**TASK GOAL**.
Lines that hold the string "满足该字段的值以" are to be counted; give only their number.

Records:
• • • • •

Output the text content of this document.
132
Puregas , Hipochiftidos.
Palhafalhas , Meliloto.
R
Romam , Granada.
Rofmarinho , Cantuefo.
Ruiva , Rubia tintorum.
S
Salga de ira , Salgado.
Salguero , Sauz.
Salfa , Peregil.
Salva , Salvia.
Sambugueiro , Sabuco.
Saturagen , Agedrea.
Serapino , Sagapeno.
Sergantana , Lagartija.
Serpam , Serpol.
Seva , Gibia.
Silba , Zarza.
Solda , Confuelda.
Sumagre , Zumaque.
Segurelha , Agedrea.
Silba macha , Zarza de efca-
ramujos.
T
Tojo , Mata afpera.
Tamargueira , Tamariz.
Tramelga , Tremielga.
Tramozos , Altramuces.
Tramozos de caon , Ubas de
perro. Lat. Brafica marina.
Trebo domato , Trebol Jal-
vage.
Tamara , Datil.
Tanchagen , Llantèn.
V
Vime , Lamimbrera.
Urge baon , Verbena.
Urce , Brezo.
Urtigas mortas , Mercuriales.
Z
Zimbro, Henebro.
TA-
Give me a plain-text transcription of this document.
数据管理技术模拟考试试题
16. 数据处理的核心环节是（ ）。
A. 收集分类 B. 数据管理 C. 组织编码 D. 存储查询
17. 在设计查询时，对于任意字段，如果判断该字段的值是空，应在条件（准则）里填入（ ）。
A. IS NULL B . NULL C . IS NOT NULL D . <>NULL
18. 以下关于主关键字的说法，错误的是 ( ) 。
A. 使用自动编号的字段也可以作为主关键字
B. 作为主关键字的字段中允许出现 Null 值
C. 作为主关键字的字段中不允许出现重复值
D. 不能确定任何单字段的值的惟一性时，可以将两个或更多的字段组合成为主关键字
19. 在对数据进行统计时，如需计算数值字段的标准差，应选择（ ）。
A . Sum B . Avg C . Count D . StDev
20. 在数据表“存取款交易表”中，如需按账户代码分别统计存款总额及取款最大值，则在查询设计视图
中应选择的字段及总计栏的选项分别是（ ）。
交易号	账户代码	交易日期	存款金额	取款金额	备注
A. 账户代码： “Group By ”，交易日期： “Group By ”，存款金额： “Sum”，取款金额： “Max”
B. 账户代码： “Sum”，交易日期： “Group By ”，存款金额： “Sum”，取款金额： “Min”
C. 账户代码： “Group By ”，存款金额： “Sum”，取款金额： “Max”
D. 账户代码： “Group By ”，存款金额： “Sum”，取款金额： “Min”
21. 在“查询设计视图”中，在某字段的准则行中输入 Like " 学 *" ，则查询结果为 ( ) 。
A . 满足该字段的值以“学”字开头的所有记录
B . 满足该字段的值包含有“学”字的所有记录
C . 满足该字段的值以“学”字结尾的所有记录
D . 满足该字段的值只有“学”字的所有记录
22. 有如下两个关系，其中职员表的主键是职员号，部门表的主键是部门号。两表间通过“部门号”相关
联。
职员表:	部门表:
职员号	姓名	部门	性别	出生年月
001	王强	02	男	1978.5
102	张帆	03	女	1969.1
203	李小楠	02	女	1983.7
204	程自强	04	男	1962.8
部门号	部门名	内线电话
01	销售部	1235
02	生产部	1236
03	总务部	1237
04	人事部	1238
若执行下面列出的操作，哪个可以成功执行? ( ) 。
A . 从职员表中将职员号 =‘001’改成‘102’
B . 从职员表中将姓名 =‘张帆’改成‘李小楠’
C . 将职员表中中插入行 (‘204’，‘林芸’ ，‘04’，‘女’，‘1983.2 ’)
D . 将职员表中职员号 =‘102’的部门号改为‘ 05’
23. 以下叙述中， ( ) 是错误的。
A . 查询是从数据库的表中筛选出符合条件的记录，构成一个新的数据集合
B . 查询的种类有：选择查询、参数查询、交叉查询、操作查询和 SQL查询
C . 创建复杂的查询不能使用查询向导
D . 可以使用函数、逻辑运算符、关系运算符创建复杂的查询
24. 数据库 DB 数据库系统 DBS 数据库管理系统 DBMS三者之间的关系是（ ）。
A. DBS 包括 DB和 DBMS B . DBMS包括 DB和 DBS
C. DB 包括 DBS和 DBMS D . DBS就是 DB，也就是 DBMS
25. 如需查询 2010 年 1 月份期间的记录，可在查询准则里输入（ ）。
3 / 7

• • • • •

**FULL SOLUTION**.
2